Goal of the exercise
Show each line of the data below that has the string "this" in it.

Data listing
※ ※ ※

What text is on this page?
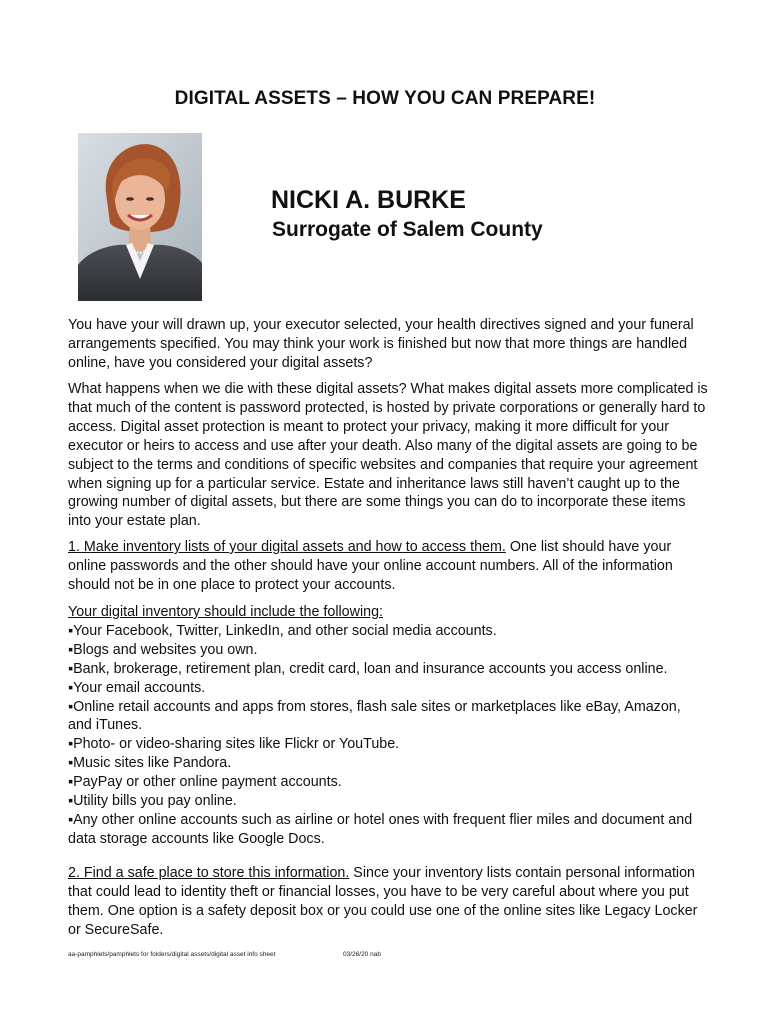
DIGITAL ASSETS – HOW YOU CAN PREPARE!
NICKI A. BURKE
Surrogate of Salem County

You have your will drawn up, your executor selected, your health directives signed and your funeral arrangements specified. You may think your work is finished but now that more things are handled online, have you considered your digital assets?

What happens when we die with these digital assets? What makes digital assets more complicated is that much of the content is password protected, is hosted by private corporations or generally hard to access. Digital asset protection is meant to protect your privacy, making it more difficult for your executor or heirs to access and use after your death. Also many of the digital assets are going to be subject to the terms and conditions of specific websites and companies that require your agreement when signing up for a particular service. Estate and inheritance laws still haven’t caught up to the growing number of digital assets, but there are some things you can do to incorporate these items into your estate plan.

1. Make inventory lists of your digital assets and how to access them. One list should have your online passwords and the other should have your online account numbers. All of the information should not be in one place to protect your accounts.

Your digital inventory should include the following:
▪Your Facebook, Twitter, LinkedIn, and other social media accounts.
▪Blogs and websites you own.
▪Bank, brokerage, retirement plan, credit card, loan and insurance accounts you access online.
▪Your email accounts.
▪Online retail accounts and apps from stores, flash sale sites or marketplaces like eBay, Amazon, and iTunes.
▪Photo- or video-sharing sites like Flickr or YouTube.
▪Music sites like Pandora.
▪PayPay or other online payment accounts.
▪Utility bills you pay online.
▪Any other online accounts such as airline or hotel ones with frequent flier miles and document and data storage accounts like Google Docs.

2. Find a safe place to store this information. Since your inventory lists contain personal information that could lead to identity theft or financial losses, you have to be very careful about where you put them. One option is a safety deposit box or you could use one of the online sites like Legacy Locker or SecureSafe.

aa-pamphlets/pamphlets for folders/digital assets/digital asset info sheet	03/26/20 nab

※ ※ ※

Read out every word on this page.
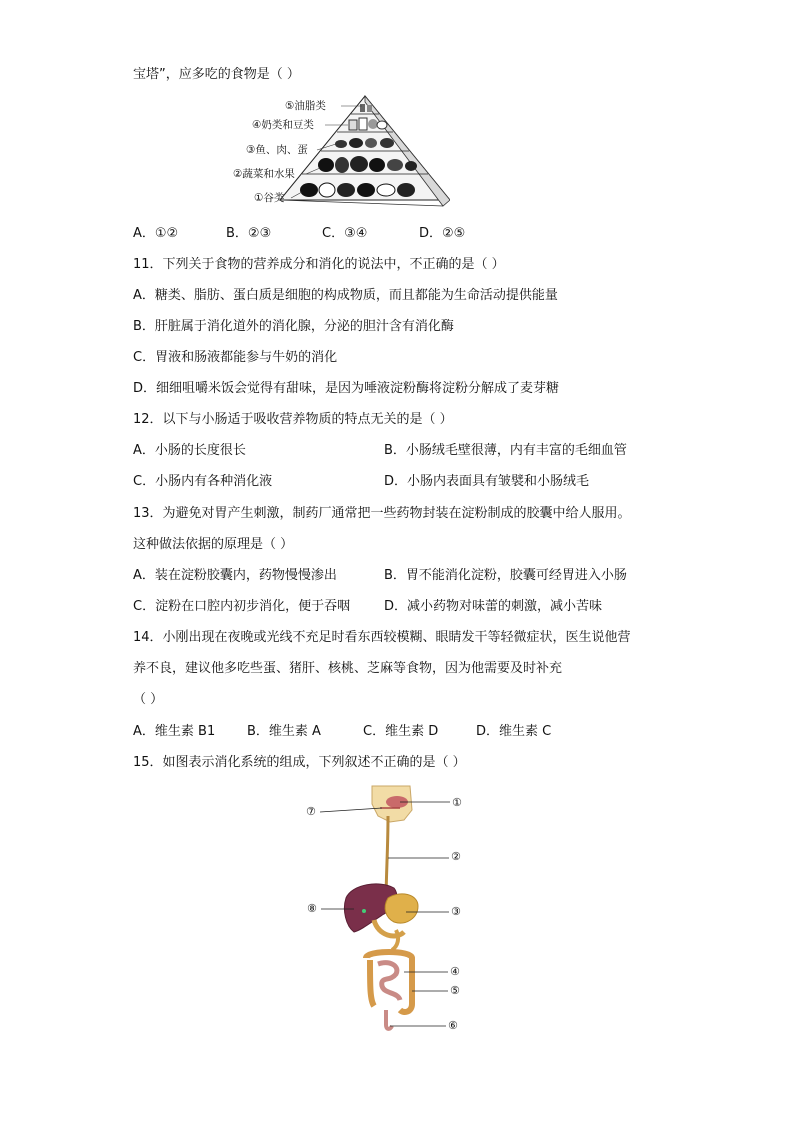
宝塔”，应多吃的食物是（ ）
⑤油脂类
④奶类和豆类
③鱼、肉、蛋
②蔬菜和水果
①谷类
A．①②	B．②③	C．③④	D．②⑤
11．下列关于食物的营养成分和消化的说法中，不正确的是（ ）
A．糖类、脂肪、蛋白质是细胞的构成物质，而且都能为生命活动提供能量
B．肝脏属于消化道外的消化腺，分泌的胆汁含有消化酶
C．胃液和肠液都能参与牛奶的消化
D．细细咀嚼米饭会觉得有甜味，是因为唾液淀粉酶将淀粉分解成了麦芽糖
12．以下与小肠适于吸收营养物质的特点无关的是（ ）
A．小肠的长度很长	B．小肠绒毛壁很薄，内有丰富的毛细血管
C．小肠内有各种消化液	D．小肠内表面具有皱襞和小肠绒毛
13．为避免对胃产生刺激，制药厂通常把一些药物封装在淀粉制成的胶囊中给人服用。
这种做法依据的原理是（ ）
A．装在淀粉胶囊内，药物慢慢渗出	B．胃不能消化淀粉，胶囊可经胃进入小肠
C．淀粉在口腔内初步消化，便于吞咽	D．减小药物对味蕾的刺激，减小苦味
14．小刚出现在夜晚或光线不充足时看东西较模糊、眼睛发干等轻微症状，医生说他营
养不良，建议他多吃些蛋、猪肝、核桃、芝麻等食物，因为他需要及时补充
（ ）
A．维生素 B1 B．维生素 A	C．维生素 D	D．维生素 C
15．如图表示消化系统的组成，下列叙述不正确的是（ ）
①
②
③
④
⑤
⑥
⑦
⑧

※ ※ ※

The solution
What text is on this page?
2. Find a safe place to store this information. Since your inventory lists contain personal information that could lead to identity theft or financial losses, you have to be very careful about where you put them. One option is a safety deposit box or you could use one of the online sites like Legacy Locker or SecureSafe.
Read out every word on this page.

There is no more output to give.